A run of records
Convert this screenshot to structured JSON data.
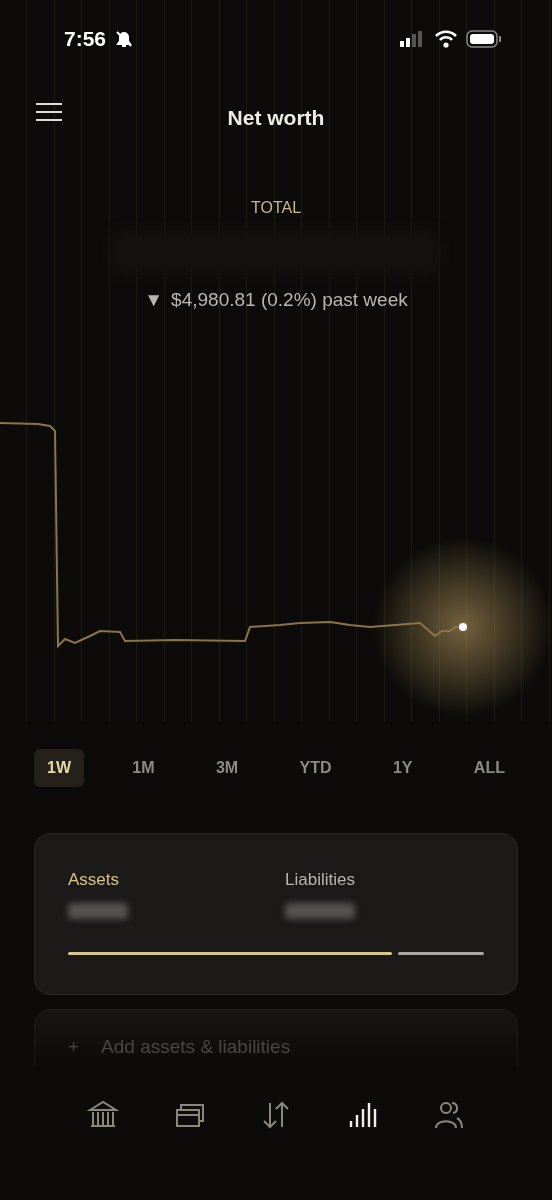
{
  "status_bar": {
    "time": "7:56",
    "silent": true
  },
  "header": {
    "title": "Net worth"
  },
  "summary": {
    "label": "TOTAL",
    "change": {
      "direction": "▼",
      "text": "$4,980.81 (0.2%) past week"
    }
  },
  "ranges": [
    {
      "label": "1W",
      "selected": true
    },
    {
      "label": "1M",
      "selected": false
    },
    {
      "label": "3M",
      "selected": false
    },
    {
      "label": "YTD",
      "selected": false
    },
    {
      "label": "1Y",
      "selected": false
    },
    {
      "label": "ALL",
      "selected": false
    }
  ],
  "balance_card": {
    "assets_label": "Assets",
    "liabilities_label": "Liabilities",
    "assets_share": {
      "level": 0.78
    }
  },
  "add_card": {
    "icon_text": "+",
    "label": "Add assets & liabilities"
  },
  "nav": [
    {
      "selected": false
    },
    {
      "selected": false
    },
    {
      "selected": false
    },
    {
      "selected": true
    },
    {
      "selected": false
    }
  ]
}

### Description of the task
Copy the whole of the material above exactly, but not its images.

### Exercise result
Convert this screenshot to structured JSON data.
{
  "status_bar": {
    "time": "7:56",
    "silent": true
  },
  "header": {
    "title": "Net worth"
  },
  "summary": {
    "label": "TOTAL",
    "change": {
      "direction": "▼",
      "text": "$4,980.81 (0.2%) past week"
    }
  },
  "ranges": [
    {
      "label": "1W",
      "selected": true
    },
    {
      "label": "1M",
      "selected": false
    },
    {
      "label": "3M",
      "selected": false
    },
    {
      "label": "YTD",
      "selected": false
    },
    {
      "label": "1Y",
      "selected": false
    },
    {
      "label": "ALL",
      "selected": false
    }
  ],
  "balance_card": {
    "assets_label": "Assets",
    "liabilities_label": "Liabilities",
    "assets_share": {
      "level": 0.78
    }
  },
  "add_card": {
    "icon_text": "+",
    "label": "Add assets & liabilities"
  },
  "nav": [
    {
      "selected": false
    },
    {
      "selected": false
    },
    {
      "selected": false
    },
    {
      "selected": true
    },
    {
      "selected": false
    }
  ]
}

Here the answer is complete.